(Rows from a dataset)
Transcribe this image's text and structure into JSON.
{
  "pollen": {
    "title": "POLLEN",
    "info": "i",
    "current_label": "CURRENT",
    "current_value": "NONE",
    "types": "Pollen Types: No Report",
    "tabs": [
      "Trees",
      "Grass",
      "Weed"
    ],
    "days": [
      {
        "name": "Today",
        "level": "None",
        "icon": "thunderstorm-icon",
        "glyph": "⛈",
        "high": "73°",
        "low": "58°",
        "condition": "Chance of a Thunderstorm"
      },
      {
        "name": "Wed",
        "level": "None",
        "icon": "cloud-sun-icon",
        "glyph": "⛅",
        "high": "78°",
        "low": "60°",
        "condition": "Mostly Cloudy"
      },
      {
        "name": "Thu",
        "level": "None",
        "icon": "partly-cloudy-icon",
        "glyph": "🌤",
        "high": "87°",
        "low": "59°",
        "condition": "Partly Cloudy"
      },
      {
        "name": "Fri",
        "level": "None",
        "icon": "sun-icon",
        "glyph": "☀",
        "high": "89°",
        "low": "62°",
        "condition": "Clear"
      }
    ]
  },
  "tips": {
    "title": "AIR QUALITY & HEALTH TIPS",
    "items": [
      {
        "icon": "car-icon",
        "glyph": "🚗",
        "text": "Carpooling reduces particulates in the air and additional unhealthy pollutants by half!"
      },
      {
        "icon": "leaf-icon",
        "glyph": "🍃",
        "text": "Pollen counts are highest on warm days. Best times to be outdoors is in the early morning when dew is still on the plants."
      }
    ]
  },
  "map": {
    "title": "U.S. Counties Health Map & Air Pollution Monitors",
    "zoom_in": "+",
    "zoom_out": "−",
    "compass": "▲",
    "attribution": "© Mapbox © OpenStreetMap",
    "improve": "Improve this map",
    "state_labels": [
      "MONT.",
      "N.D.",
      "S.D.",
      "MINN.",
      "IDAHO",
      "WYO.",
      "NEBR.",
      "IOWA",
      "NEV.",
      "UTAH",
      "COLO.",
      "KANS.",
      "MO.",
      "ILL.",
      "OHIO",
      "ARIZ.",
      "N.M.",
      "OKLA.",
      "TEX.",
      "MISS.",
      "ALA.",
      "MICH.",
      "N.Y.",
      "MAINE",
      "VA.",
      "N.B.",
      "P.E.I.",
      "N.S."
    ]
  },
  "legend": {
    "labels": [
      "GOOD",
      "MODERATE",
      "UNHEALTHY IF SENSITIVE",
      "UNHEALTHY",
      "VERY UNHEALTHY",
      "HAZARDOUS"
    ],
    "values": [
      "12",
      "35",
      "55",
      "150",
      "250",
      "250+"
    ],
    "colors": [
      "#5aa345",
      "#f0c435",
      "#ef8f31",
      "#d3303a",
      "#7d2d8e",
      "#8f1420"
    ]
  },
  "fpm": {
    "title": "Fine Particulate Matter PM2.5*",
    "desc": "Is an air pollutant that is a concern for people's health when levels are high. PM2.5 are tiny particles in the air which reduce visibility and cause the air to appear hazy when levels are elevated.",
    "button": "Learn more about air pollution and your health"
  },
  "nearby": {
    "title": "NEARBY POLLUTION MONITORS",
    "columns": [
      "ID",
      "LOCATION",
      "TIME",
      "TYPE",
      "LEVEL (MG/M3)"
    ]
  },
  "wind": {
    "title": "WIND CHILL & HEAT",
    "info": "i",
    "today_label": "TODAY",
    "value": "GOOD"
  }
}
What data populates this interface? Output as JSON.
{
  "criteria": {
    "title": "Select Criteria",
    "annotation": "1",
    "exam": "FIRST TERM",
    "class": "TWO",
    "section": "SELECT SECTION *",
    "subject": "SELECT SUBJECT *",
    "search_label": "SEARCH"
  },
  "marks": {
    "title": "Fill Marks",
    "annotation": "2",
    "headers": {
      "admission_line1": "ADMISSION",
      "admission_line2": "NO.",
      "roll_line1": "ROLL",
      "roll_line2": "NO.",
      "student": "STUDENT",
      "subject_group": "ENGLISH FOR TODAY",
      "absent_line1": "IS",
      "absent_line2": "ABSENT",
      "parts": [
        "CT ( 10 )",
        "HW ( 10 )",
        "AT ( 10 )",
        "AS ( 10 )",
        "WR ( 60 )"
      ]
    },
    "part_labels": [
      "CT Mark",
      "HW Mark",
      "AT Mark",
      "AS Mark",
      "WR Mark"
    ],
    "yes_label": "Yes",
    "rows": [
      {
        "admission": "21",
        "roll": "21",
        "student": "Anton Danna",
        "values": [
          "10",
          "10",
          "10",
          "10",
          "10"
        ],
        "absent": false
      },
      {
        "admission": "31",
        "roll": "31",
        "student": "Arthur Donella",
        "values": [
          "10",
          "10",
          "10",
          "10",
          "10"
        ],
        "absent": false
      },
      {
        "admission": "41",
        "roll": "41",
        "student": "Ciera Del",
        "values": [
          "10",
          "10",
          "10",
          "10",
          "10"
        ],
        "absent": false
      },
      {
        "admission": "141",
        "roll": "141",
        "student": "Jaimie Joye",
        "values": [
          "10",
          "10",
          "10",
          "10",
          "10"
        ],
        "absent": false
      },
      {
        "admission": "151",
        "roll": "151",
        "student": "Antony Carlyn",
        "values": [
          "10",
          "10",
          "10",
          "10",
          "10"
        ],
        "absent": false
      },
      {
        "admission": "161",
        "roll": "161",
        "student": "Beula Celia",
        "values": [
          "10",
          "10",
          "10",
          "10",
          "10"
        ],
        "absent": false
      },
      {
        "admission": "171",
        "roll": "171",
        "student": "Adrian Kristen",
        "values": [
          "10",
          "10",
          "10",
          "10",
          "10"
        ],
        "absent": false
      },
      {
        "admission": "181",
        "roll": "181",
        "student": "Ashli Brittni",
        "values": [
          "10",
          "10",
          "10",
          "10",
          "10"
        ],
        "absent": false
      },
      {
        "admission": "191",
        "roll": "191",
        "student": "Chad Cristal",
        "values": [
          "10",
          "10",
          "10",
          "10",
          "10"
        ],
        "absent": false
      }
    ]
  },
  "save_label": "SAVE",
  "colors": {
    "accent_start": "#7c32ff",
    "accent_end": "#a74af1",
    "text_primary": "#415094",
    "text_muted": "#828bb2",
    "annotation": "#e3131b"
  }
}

WHAT THE TASK REQUIRES: Print the listing above in full, exactly as it is.

SOLUTION:
Transcribe this image's text and structure into JSON.
{
  "pollen": {
    "title": "POLLEN",
    "info": "i",
    "current_label": "CURRENT",
    "current_value": "NONE",
    "types": "Pollen Types: No Report",
    "tabs": [
      "Trees",
      "Grass",
      "Weed"
    ],
    "days": [
      {
        "name": "Today",
        "level": "None",
        "icon": "thunderstorm-icon",
        "glyph": "⛈",
        "high": "73°",
        "low": "58°",
        "condition": "Chance of a Thunderstorm"
      },
      {
        "name": "Wed",
        "level": "None",
        "icon": "cloud-sun-icon",
        "glyph": "⛅",
        "high": "78°",
        "low": "60°",
        "condition": "Mostly Cloudy"
      },
      {
        "name": "Thu",
        "level": "None",
        "icon": "partly-cloudy-icon",
        "glyph": "🌤",
        "high": "87°",
        "low": "59°",
        "condition": "Partly Cloudy"
      },
      {
        "name": "Fri",
        "level": "None",
        "icon": "sun-icon",
        "glyph": "☀",
        "high": "89°",
        "low": "62°",
        "condition": "Clear"
      }
    ]
  },
  "tips": {
    "title": "AIR QUALITY & HEALTH TIPS",
    "items": [
      {
        "icon": "car-icon",
        "glyph": "🚗",
        "text": "Carpooling reduces particulates in the air and additional unhealthy pollutants by half!"
      },
      {
        "icon": "leaf-icon",
        "glyph": "🍃",
        "text": "Pollen counts are highest on warm days. Best times to be outdoors is in the early morning when dew is still on the plants."
      }
    ]
  },
  "map": {
    "title": "U.S. Counties Health Map & Air Pollution Monitors",
    "zoom_in": "+",
    "zoom_out": "−",
    "compass": "▲",
    "attribution": "© Mapbox © OpenStreetMap",
    "improve": "Improve this map",
    "state_labels": [
      "MONT.",
      "N.D.",
      "S.D.",
      "MINN.",
      "IDAHO",
      "WYO.",
      "NEBR.",
      "IOWA",
      "NEV.",
      "UTAH",
      "COLO.",
      "KANS.",
      "MO.",
      "ILL.",
      "OHIO",
      "ARIZ.",
      "N.M.",
      "OKLA.",
      "TEX.",
      "MISS.",
      "ALA.",
      "MICH.",
      "N.Y.",
      "MAINE",
      "VA.",
      "N.B.",
      "P.E.I.",
      "N.S."
    ]
  },
  "legend": {
    "labels": [
      "GOOD",
      "MODERATE",
      "UNHEALTHY IF SENSITIVE",
      "UNHEALTHY",
      "VERY UNHEALTHY",
      "HAZARDOUS"
    ],
    "values": [
      "12",
      "35",
      "55",
      "150",
      "250",
      "250+"
    ],
    "colors": [
      "#5aa345",
      "#f0c435",
      "#ef8f31",
      "#d3303a",
      "#7d2d8e",
      "#8f1420"
    ]
  },
  "fpm": {
    "title": "Fine Particulate Matter PM2.5*",
    "desc": "Is an air pollutant that is a concern for people's health when levels are high. PM2.5 are tiny particles in the air which reduce visibility and cause the air to appear hazy when levels are elevated.",
    "button": "Learn more about air pollution and your health"
  },
  "nearby": {
    "title": "NEARBY POLLUTION MONITORS",
    "columns": [
      "ID",
      "LOCATION",
      "TIME",
      "TYPE",
      "LEVEL (MG/M3)"
    ]
  },
  "wind": {
    "title": "WIND CHILL & HEAT",
    "info": "i",
    "today_label": "TODAY",
    "value": "GOOD"
  }
}
What data populates this interface? Output as JSON.
{
  "criteria": {
    "title": "Select Criteria",
    "annotation": "1",
    "exam": "FIRST TERM",
    "class": "TWO",
    "section": "SELECT SECTION *",
    "subject": "SELECT SUBJECT *",
    "search_label": "SEARCH"
  },
  "marks": {
    "title": "Fill Marks",
    "annotation": "2",
    "headers": {
      "admission_line1": "ADMISSION",
      "admission_line2": "NO.",
      "roll_line1": "ROLL",
      "roll_line2": "NO.",
      "student": "STUDENT",
      "subject_group": "ENGLISH FOR TODAY",
      "absent_line1": "IS",
      "absent_line2": "ABSENT",
      "parts": [
        "CT ( 10 )",
        "HW ( 10 )",
        "AT ( 10 )",
        "AS ( 10 )",
        "WR ( 60 )"
      ]
    },
    "part_labels": [
      "CT Mark",
      "HW Mark",
      "AT Mark",
      "AS Mark",
      "WR Mark"
    ],
    "yes_label": "Yes",
    "rows": [
      {
        "admission": "21",
        "roll": "21",
        "student": "Anton Danna",
        "values": [
          "10",
          "10",
          "10",
          "10",
          "10"
        ],
        "absent": false
      },
      {
        "admission": "31",
        "roll": "31",
        "student": "Arthur Donella",
        "values": [
          "10",
          "10",
          "10",
          "10",
          "10"
        ],
        "absent": false
      },
      {
        "admission": "41",
        "roll": "41",
        "student": "Ciera Del",
        "values": [
          "10",
          "10",
          "10",
          "10",
          "10"
        ],
        "absent": false
      },
      {
        "admission": "141",
        "roll": "141",
        "student": "Jaimie Joye",
        "values": [
          "10",
          "10",
          "10",
          "10",
          "10"
        ],
        "absent": false
      },
      {
        "admission": "151",
        "roll": "151",
        "student": "Antony Carlyn",
        "values": [
          "10",
          "10",
          "10",
          "10",
          "10"
        ],
        "absent": false
      },
      {
        "admission": "161",
        "roll": "161",
        "student": "Beula Celia",
        "values": [
          "10",
          "10",
          "10",
          "10",
          "10"
        ],
        "absent": false
      },
      {
        "admission": "171",
        "roll": "171",
        "student": "Adrian Kristen",
        "values": [
          "10",
          "10",
          "10",
          "10",
          "10"
        ],
        "absent": false
      },
      {
        "admission": "181",
        "roll": "181",
        "student": "Ashli Brittni",
        "values": [
          "10",
          "10",
          "10",
          "10",
          "10"
        ],
        "absent": false
      },
      {
        "admission": "191",
        "roll": "191",
        "student": "Chad Cristal",
        "values": [
          "10",
          "10",
          "10",
          "10",
          "10"
        ],
        "absent": false
      }
    ]
  },
  "save_label": "SAVE",
  "colors": {
    "accent_start": "#7c32ff",
    "accent_end": "#a74af1",
    "text_primary": "#415094",
    "text_muted": "#828bb2",
    "annotation": "#e3131b"
  }
}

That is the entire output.